Aufgabe. Setze den Textauszug über Roberts Diffusionsapparat zur Gewinnung von Zuckersäften nach seinem letzten Satz fort.

====== Textauszug ======

Neuer Diffusionsapparat, mittelst dessen man die
Säfte aller Pflanzen und hauptsächlich der Rüben und des Zuckerrohres gewinnen kann,
selbst durch Erschöpfung des Pflanzenbreies mit kaltem Wasser; von Julius Robert in Gr.
Seelomitz.
Patentirt in Bayern am 7. September 1869. — Aus dem bayerischen Industrie- und
Gewerbeblatt, 1871 S. 54.
Mit Abbildungen auf Tab.
IV.
Robert's Diffusiousapparat zur Gewinnung von
Zuckersäften.
Dieser Apparat ist in Figur 9 und 10 im Verticalschnitt und
Grundriß dargestellt.
Zur Gewinnung des Saftes mit Diffusion drückt man die früher durch eine
Schneidmaschine entsprechend erzeugten Schnitte von Rüben (oder Zuckerrohr) durch
eine Kolbenpresse A, durch das allmählich erweiterte
Rohr B und den Boden G in
den unteren Raum des Gefäßes C. Dieses Gefäß ist mit
einem durchlöcherten Boden D von Holz oder Eisen
versehen, damit die Schnitte zurückgehalten werden. Zwischen diesem Siebboden und
dem unteren Boden H befindet sich eine Kupferschlange
E, um mittelst Dampf die unteren Schichten des
Gefäßinhaltes in einer Temperatur von beiläufig 40° R. zu erhalten. Diefe
Temperatur läßt sich auch dadurch erzielen, daß man den Saft aus dem Gefäße C circa in 1/10 seiner Höhe vom Boden abnimmt und in
einem abgesonderten Vorwärmer auf 70 bis 80° R. erwärmt, um denselben wieder
bei B′ in
B zu den frischen Schnitzeln zuzuführen. In diesem Falle
fällt die Schlange E ganz weg.

====== Material ======

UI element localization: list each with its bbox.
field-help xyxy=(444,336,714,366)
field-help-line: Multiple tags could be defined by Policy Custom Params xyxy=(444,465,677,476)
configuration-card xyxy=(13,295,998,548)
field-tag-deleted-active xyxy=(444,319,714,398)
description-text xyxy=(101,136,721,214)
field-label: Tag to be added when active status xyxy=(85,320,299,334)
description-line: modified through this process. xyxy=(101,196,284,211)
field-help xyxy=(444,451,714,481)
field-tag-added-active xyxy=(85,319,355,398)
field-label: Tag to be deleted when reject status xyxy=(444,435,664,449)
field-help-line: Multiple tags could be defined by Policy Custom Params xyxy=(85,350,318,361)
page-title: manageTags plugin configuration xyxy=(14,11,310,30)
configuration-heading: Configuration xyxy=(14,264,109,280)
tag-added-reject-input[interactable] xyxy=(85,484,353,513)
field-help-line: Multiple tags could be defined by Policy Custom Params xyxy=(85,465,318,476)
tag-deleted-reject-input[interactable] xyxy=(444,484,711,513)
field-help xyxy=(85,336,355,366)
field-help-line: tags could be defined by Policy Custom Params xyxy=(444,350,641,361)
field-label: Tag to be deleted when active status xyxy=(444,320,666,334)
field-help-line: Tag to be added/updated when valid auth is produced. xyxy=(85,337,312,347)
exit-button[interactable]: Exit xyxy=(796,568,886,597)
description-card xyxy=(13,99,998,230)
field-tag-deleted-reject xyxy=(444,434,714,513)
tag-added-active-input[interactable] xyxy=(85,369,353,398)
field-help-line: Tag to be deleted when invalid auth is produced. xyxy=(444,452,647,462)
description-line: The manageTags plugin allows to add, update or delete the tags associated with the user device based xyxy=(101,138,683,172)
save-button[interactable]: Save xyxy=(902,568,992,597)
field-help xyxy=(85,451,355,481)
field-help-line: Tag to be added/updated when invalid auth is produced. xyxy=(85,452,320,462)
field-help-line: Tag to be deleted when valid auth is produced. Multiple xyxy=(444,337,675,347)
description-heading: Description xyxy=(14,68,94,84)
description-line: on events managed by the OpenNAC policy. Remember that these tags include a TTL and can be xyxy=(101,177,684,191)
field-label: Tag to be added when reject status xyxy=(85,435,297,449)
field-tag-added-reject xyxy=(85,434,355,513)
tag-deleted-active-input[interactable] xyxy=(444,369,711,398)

======

Antwort.
Die obere Fläche des durchlöcherten Bodens D wird
fortwährend abgestreift durch zwei Flügelschaufeln F,
welche ihre Bewegung von der sich drehenden Achse J
erhalten. Die Bewegung wird durch die Riemenfcheibe K
und eine endlose Schraube L, welche in das Zahnrad M eingreift, auf diese Achse übertragen. Die
Flügelschaufeln haben nicht nur den Zweck, den Siebboden frei von Schnitzeln zu
erhalten, sondern auch die durch das Rohr B anlangenden
Schnitzel in das Innere des Gefäßes zu vertheilen und die Schichten regelmäßig in
die Höhe zu leiten. Zu diesem Zwecke sind die Schaufeln nach aufwärts schief
gestellt.
Auf diese Weise gelangen die Schnitzel bis zu der Seitenöffnung N, durch welche sie hinausgeschoben werden, mittelst der
oben befindlichen Flügelschaufeln F1, welche an derselben Achse J befestigt sind. Durch N
fallen die Schnitte in die zweite Kolbenpresse A1, welche einen guten Theil des anhängenden
Wassers entfernt. Ueber den zweiten Flügelschaufeln F1 befindet sich ein Siebboden D1, welcher mittelst
über die Rollen O laufender Ketten und Gegengewichte
befestigt ist, so daß man ihn nach Belieben heben oder senken kann. Durch die Löcher
dieses Bodens vertheilt man das Erschöpfungswasser; dieses fließt aus dem
kreuzförmigen Rohr P, welches ebenfalls an dem oberen
Theile der Achse J befestigt ist und mit dieser sich
dreht, während das Wasser aus kleinen Löchern, die an dem unteren Theile der
Rohrflügel angebracht sind, herabläuft. Das Ende dieses Kreuzrohres ist mittelst
einer Stopfbüchse Q mit einem festen Rohre R verbunden, welches mit einem Wasserreservoir in
Verbindung steht. Am Boden des Gefäßes C ist ein
Ablaufrohr S, welches die extrahirten Säfte aufsteigend
in die Läuterpfannen T führt und mit einem Ventil U versehen ist. V ist ein
Ablaufventil, um das Gefäß vollkommen zu leeren. X ist
eine Dampfpipe, um sowohl das Rohr S, als die Schlange
E zu reinigen. Die Dampfschlange E kann auch durch direct einströmenden Dampf ersetzt
oder verstärkt werden.
Der ganze Apparat kann, — bis auf die Centralachse J, die Schlangen und Röhren — aus Holz, Eisen oder Mauerwerk
construirt werden.
Am oberen Theile des Gefäßes C befindet sich ein
Glasständer Y, um die Höhe des Wasserstandes beobachten
zu können.
Endlich kann der Apparat auch in Brennereien zur Extraction benutzt werden, wenn man
aus dem kreuzförmigen Rohr P heißes Wasser oder heiße
Schlempe zur Erschöpfung verwendet, wobei die Schlange E
als unnöthig wegfällt.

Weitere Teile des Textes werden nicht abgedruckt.